Yeah, maybe untracked.len and untracked.max_len? Dunno, it's also fine
as it is.  I was blind focusing on the loop itself and didn't see the
if above it.


> > [...]
> > > +void intel_dmc_wl_debugfs_log_untracked(struct intel_display *display, u32 offset)
> > > +{
> > > +        struct intel_dmc_wl_dbg *dbg = &display->wl.dbg;
> > > +        unsigned long flags;
> > > +
> > > +        spin_lock_irqsave(&dbg->lock, flags);
> > > +
> > > +        if (!dbg->untracked.size)
> > > +                goto out_unlock;
> > > +
> > > +        /* Save some space by not repeating recent offsets. */
> > > +        if (untracked_has_recent_offset(display, offset))
> > > +                goto out_unlock;
> > > +
> > > +        dbg->untracked.offsets[dbg->untracked.head] = offset;
> > > +        dbg->untracked.head = (dbg->untracked.head + 1) % dbg->untracked.size;
> > > +        if (dbg->untracked.len < dbg->untracked.size)

# Dataset content
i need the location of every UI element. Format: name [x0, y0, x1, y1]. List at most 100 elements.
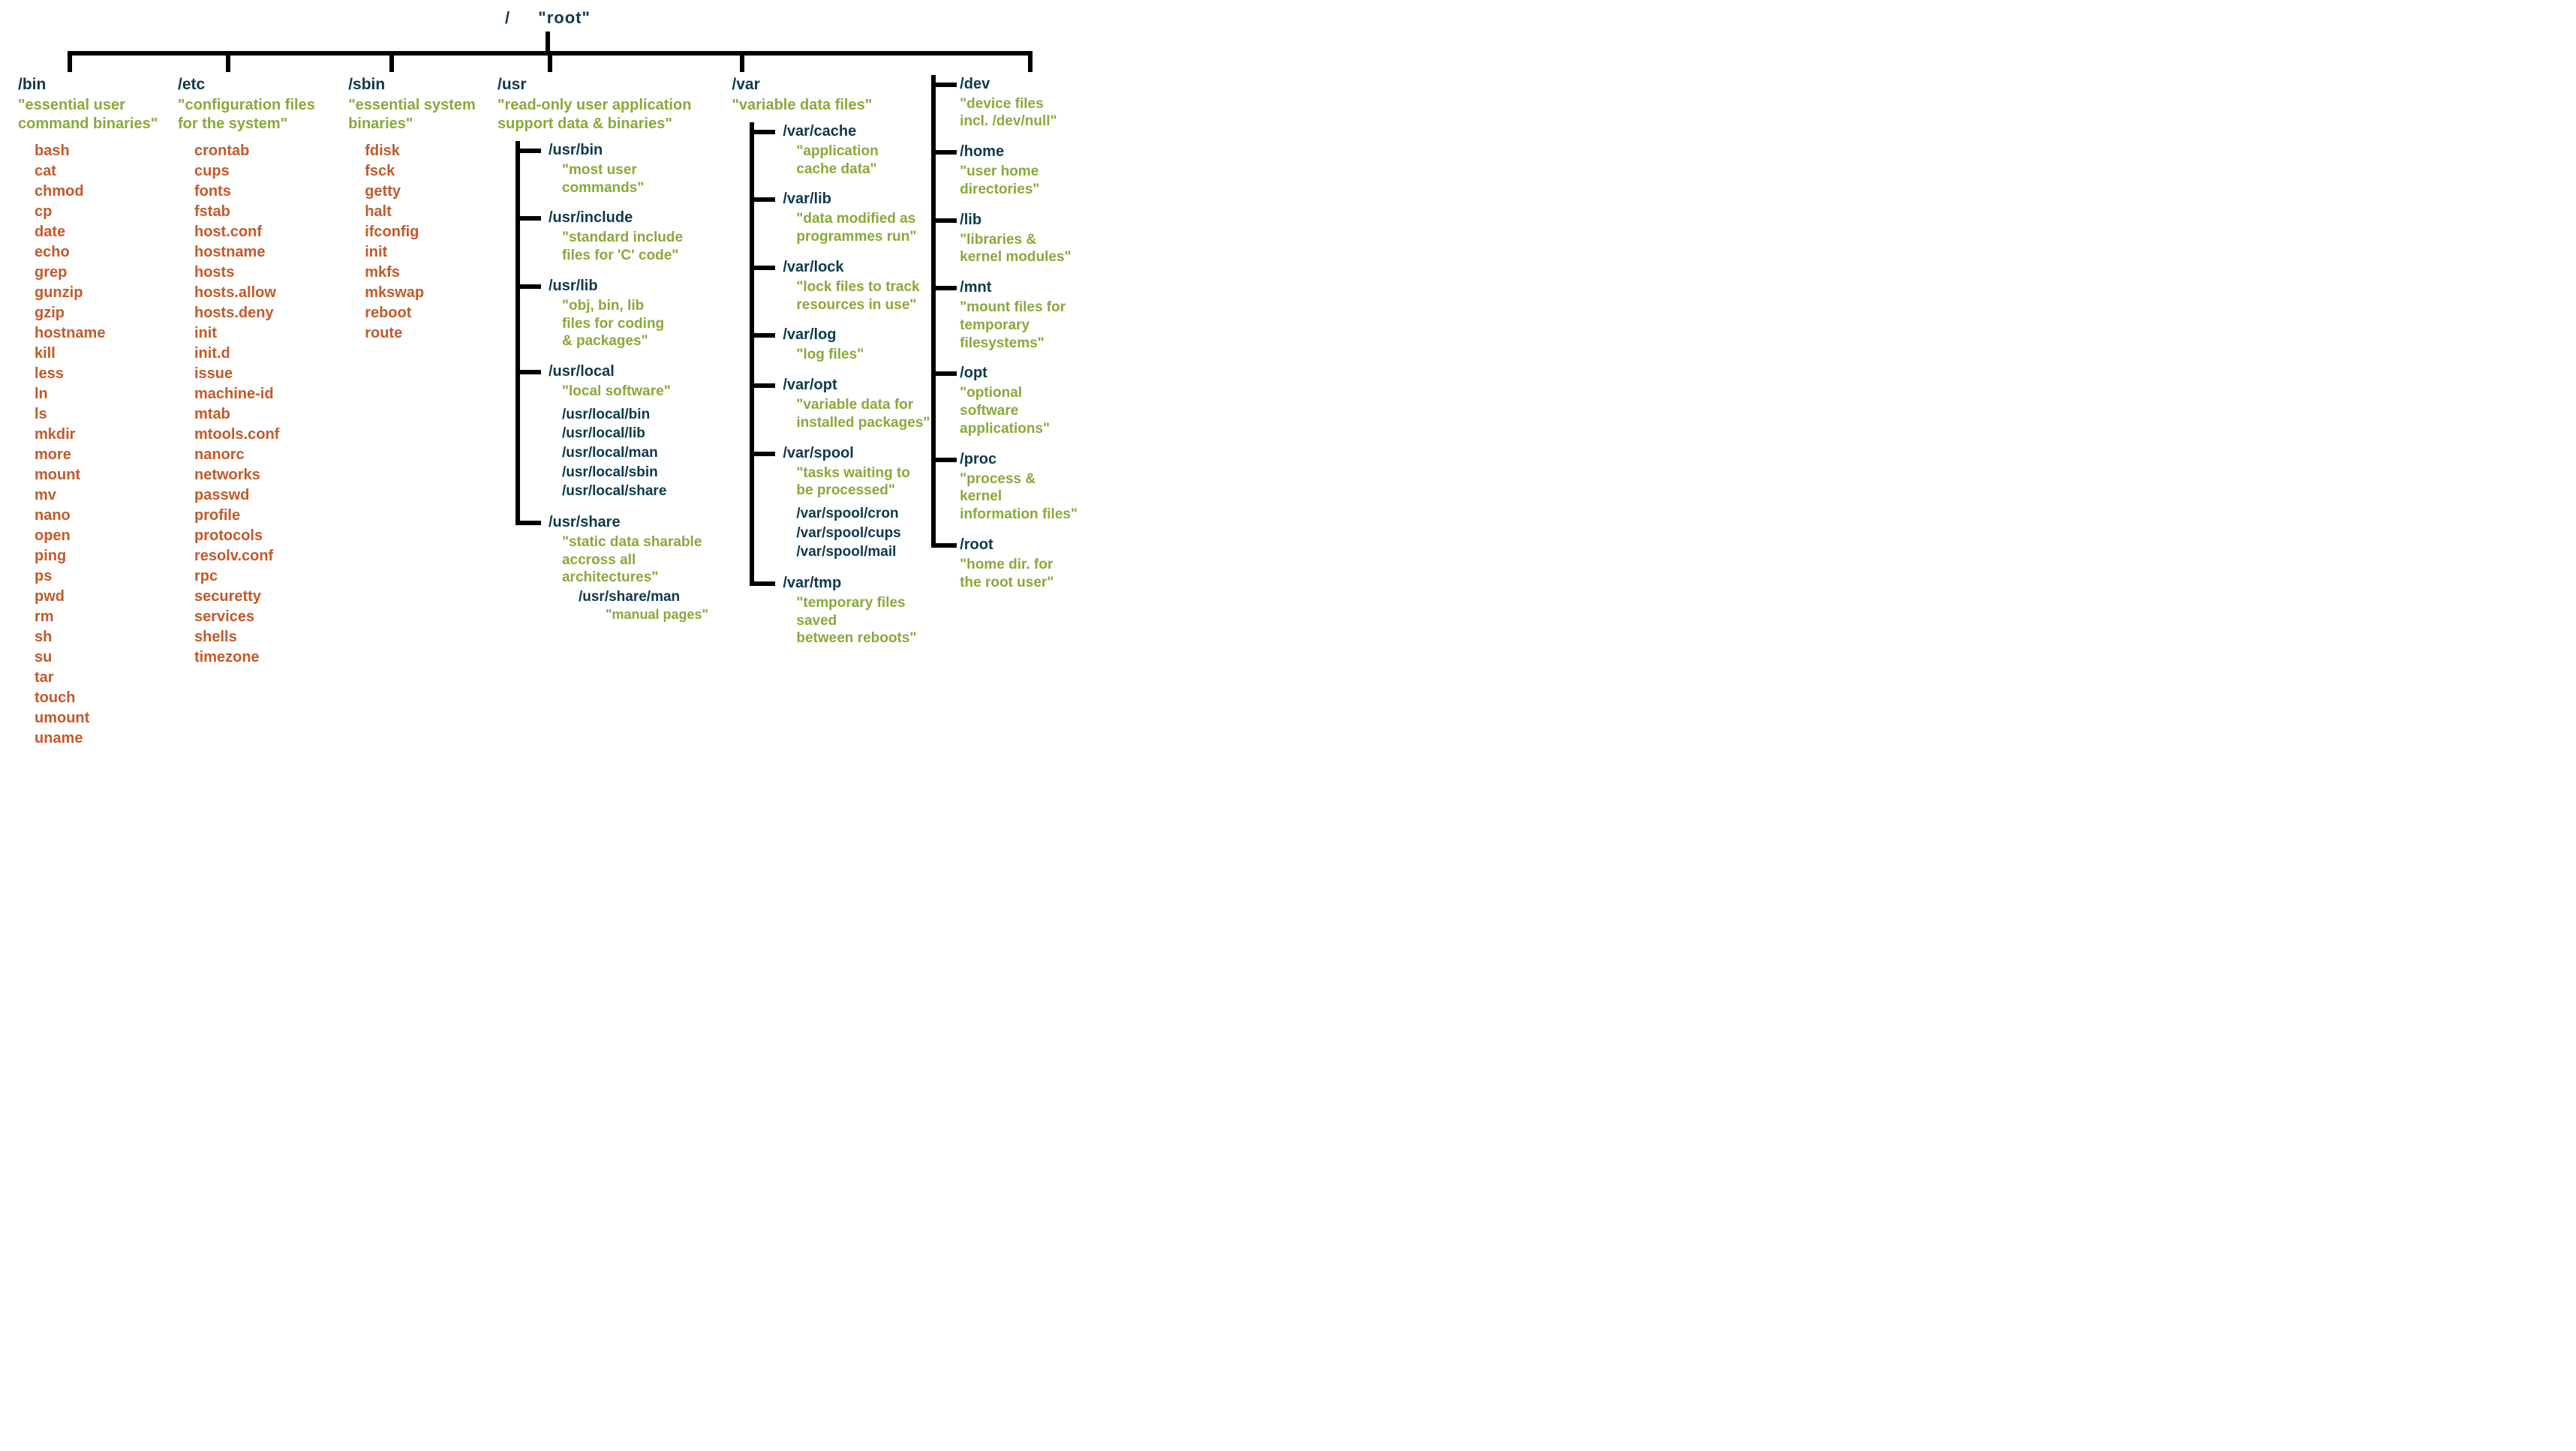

# Challenge 1
For each statement about the code review message, answer yes or no and quote the words that decide it: (a) the writer offers untracked.len and untracked.max_len as possible names; (b) the quoted function avoids storing offsets that were seen recently; (c) the writer insists the current naming has to change.
# Challenge 2
Sum up the code review message in two sentences.
# Challenge 3
Carry on the code review message about the untracked-offset logging function from where it stops.

# Written response 1
(a) Yes: "Yeah, maybe untracked.len and untracked.max_len?"
(b) Yes: "Save some space by not repeating recent offsets."
(c) No: "Dunno, it's also fine as it is."

# Written response 2
The writer suggests the names untracked.len and untracked.max_len but says the current version is also fine, admitting to focusing on the loop and missing the if above it. The quoted function takes a spinlock and jumps to the unlock step if the untracked size is zero or the offset was seen recently; otherwise it stores the offset at the head position and advances the head around the buffer.

# Written response 3
> > > +                dbg->untracked.len++;
> > > +
> > > +        if (dbg->untracked.len == dbg->untracked.size && !dbg->untracked.overflow) {
> > > +                dbg->untracked.overflow = true;
> > > +                drm_warn(display->drm, "Overflow detected in DMC wakelock debugfs untracked offsets\n");
> > > +        }
> > 
> > Couldn't it be useful to print overflows every time they occur? Maybe
> > convert overflow to a uint to track how many times it happened? (though
> > maybe this is a bit overkill).
> 
> The warning is just to let the user know that the buffer doesn't have
> every untracked offset that has been seen since enabling the logging.
> The best thing to do in this case is to try a bigger size or try to
> reduce the execution to be tracked (maybe a smaller test case).
> 
> I'm not sure how providing a count would be useful here.

It would at least make it easier to know how to size the buffer for the
next run. ;) But that's moot.

Reviewed-by: Luca Coelho <luciano.coelho@xxxxxxxxx>

--
Cheers,
Luca.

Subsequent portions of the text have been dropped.